→ **Work to do**
Take every line from the listing below that includes "classes" and copy it.

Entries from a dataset
============
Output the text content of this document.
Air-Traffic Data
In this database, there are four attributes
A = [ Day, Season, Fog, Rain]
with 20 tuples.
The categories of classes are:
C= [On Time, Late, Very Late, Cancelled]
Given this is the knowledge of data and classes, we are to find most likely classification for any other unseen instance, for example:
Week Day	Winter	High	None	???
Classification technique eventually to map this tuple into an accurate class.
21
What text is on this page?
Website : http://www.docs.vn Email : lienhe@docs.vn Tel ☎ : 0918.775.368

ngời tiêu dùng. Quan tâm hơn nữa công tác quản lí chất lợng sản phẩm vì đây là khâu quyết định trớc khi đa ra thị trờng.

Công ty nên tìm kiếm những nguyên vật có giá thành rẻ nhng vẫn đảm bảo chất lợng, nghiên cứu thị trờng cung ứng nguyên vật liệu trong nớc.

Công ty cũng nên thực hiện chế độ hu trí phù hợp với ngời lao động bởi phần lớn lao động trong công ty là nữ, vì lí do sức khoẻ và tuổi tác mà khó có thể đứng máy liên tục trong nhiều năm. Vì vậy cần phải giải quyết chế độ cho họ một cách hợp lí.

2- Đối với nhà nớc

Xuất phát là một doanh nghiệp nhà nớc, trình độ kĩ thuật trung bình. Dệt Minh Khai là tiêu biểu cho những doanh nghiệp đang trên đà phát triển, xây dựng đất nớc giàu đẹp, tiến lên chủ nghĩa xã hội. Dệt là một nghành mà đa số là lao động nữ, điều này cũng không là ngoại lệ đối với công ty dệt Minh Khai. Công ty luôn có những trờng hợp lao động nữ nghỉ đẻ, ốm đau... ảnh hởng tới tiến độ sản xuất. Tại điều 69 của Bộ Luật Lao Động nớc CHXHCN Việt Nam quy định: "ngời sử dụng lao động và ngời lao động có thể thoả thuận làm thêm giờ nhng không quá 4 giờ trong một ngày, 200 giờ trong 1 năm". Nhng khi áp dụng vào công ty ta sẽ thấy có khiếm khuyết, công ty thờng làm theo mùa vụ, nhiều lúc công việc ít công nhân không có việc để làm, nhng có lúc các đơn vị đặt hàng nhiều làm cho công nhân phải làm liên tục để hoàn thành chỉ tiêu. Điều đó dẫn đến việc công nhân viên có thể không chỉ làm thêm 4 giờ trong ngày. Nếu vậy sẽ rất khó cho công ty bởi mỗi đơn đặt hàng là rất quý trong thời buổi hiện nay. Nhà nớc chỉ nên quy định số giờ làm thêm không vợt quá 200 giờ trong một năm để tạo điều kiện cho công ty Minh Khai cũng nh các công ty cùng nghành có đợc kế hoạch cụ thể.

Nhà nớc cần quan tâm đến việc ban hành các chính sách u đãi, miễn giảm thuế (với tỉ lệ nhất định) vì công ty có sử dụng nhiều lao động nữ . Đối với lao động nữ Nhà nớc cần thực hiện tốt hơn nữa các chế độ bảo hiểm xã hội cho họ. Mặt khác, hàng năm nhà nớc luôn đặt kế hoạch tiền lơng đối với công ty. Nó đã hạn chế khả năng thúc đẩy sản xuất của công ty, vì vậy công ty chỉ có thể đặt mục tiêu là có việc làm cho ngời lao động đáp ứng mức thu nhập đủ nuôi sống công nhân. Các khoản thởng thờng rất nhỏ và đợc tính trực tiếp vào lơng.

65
============
→ **Output for this exercise**
The categories of classes are:
Given this is the knowledge of data and classes, we are to find most likely classification for any other unseen instance, for example:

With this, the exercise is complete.